START Provided records
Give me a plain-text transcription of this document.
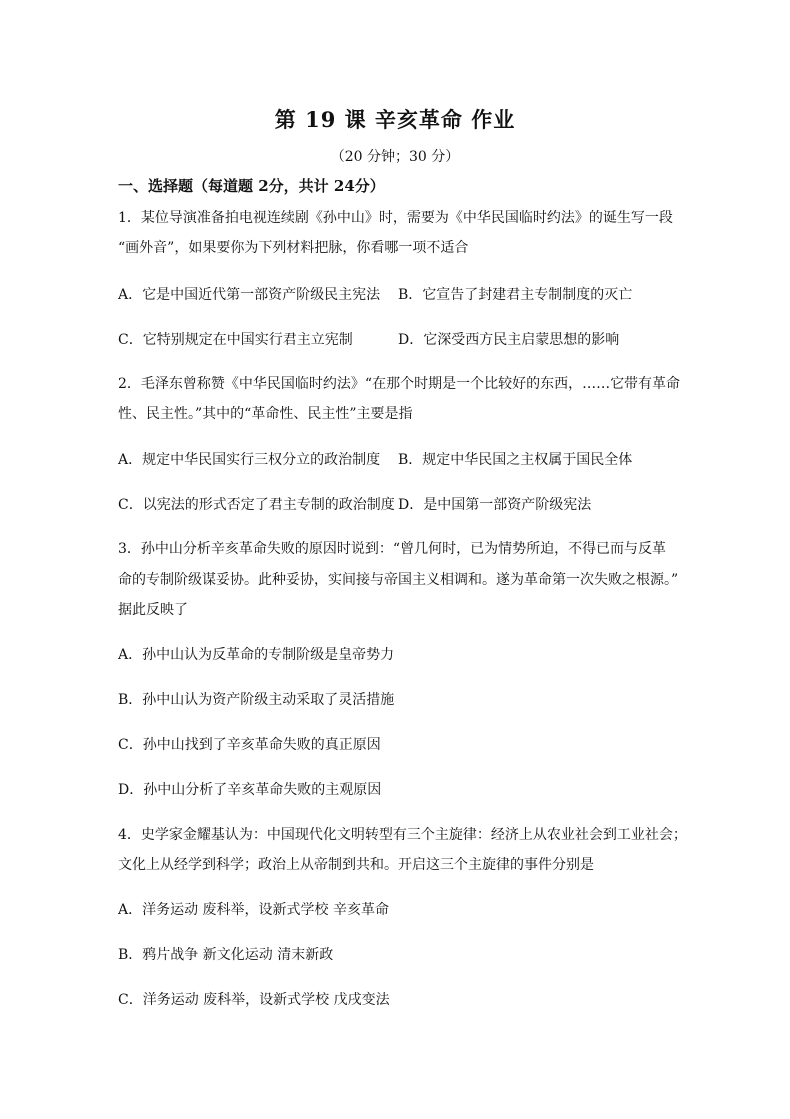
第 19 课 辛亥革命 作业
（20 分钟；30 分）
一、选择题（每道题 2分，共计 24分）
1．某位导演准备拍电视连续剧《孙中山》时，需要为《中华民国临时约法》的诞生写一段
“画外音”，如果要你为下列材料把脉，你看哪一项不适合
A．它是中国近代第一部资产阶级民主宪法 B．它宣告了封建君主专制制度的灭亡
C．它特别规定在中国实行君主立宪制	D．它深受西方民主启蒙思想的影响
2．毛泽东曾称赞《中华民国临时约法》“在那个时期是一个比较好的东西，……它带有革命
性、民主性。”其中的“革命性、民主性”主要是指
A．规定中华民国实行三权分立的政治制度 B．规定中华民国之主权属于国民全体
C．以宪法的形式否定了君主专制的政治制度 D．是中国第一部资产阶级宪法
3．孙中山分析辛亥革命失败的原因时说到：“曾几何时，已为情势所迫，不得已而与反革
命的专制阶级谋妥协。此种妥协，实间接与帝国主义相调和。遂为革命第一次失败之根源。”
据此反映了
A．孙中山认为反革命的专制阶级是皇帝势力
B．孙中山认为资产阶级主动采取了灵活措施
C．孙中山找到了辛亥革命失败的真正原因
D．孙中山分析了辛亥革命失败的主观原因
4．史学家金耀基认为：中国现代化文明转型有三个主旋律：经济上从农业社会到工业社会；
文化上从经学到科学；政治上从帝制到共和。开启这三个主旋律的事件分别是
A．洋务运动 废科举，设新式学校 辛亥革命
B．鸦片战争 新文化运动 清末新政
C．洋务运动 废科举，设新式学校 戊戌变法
END Provided records
◆ **Given request**
Will you restate every entry word for word and omit the images?

◆ **Correct output**
Give me a plain-text transcription of this document.
第 19 课 辛亥革命 作业
（20 分钟；30 分）
一、选择题（每道题 2分，共计 24分）
1．某位导演准备拍电视连续剧《孙中山》时，需要为《中华民国临时约法》的诞生写一段
“画外音”，如果要你为下列材料把脉，你看哪一项不适合
A．它是中国近代第一部资产阶级民主宪法 B．它宣告了封建君主专制制度的灭亡
C．它特别规定在中国实行君主立宪制	D．它深受西方民主启蒙思想的影响
2．毛泽东曾称赞《中华民国临时约法》“在那个时期是一个比较好的东西，……它带有革命
性、民主性。”其中的“革命性、民主性”主要是指
A．规定中华民国实行三权分立的政治制度 B．规定中华民国之主权属于国民全体
C．以宪法的形式否定了君主专制的政治制度 D．是中国第一部资产阶级宪法
3．孙中山分析辛亥革命失败的原因时说到：“曾几何时，已为情势所迫，不得已而与反革
命的专制阶级谋妥协。此种妥协，实间接与帝国主义相调和。遂为革命第一次失败之根源。”
据此反映了
A．孙中山认为反革命的专制阶级是皇帝势力
B．孙中山认为资产阶级主动采取了灵活措施
C．孙中山找到了辛亥革命失败的真正原因
D．孙中山分析了辛亥革命失败的主观原因
4．史学家金耀基认为：中国现代化文明转型有三个主旋律：经济上从农业社会到工业社会；
文化上从经学到科学；政治上从帝制到共和。开启这三个主旋律的事件分别是
A．洋务运动 废科举，设新式学校 辛亥革命
B．鸦片战争 新文化运动 清末新政
C．洋务运动 废科举，设新式学校 戊戌变法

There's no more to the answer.